# Material for this task start
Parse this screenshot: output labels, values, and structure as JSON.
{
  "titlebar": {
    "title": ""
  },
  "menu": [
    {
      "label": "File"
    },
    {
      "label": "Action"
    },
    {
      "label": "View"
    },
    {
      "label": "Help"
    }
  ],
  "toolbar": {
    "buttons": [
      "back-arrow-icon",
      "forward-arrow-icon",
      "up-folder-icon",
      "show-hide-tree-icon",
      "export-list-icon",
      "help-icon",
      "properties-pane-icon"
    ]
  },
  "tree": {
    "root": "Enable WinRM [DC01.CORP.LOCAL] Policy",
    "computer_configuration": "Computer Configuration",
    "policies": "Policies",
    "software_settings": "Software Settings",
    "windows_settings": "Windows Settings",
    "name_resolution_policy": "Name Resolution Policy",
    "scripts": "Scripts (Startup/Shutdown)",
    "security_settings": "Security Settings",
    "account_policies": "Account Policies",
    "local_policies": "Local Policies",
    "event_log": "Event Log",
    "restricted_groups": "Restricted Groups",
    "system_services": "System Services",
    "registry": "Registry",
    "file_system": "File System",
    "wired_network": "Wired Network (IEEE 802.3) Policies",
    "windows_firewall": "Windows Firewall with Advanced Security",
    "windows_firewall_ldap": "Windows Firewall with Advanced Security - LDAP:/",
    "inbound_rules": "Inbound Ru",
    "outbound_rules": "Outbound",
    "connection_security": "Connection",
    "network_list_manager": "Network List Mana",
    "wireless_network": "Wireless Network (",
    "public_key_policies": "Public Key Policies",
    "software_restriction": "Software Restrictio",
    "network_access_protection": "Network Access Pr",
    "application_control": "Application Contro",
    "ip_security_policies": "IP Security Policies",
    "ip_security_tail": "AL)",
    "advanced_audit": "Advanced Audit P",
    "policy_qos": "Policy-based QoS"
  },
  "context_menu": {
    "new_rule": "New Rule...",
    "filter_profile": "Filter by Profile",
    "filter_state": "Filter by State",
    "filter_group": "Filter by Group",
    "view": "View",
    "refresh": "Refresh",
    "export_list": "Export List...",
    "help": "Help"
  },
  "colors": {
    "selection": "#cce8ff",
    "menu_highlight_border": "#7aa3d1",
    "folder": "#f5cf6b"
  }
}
# Material for this task end
◆ Problem to solve
Give back the data above exactly as it appears.

◆ Reply to the task
Parse this screenshot: output labels, values, and structure as JSON.
{
  "titlebar": {
    "title": ""
  },
  "menu": [
    {
      "label": "File"
    },
    {
      "label": "Action"
    },
    {
      "label": "View"
    },
    {
      "label": "Help"
    }
  ],
  "toolbar": {
    "buttons": [
      "back-arrow-icon",
      "forward-arrow-icon",
      "up-folder-icon",
      "show-hide-tree-icon",
      "export-list-icon",
      "help-icon",
      "properties-pane-icon"
    ]
  },
  "tree": {
    "root": "Enable WinRM [DC01.CORP.LOCAL] Policy",
    "computer_configuration": "Computer Configuration",
    "policies": "Policies",
    "software_settings": "Software Settings",
    "windows_settings": "Windows Settings",
    "name_resolution_policy": "Name Resolution Policy",
    "scripts": "Scripts (Startup/Shutdown)",
    "security_settings": "Security Settings",
    "account_policies": "Account Policies",
    "local_policies": "Local Policies",
    "event_log": "Event Log",
    "restricted_groups": "Restricted Groups",
    "system_services": "System Services",
    "registry": "Registry",
    "file_system": "File System",
    "wired_network": "Wired Network (IEEE 802.3) Policies",
    "windows_firewall": "Windows Firewall with Advanced Security",
    "windows_firewall_ldap": "Windows Firewall with Advanced Security - LDAP:/",
    "inbound_rules": "Inbound Ru",
    "outbound_rules": "Outbound",
    "connection_security": "Connection",
    "network_list_manager": "Network List Mana",
    "wireless_network": "Wireless Network (",
    "public_key_policies": "Public Key Policies",
    "software_restriction": "Software Restrictio",
    "network_access_protection": "Network Access Pr",
    "application_control": "Application Contro",
    "ip_security_policies": "IP Security Policies",
    "ip_security_tail": "AL)",
    "advanced_audit": "Advanced Audit P",
    "policy_qos": "Policy-based QoS"
  },
  "context_menu": {
    "new_rule": "New Rule...",
    "filter_profile": "Filter by Profile",
    "filter_state": "Filter by State",
    "filter_group": "Filter by Group",
    "view": "View",
    "refresh": "Refresh",
    "export_list": "Export List...",
    "help": "Help"
  },
  "colors": {
    "selection": "#cce8ff",
    "menu_highlight_border": "#7aa3d1",
    "folder": "#f5cf6b"
  }
}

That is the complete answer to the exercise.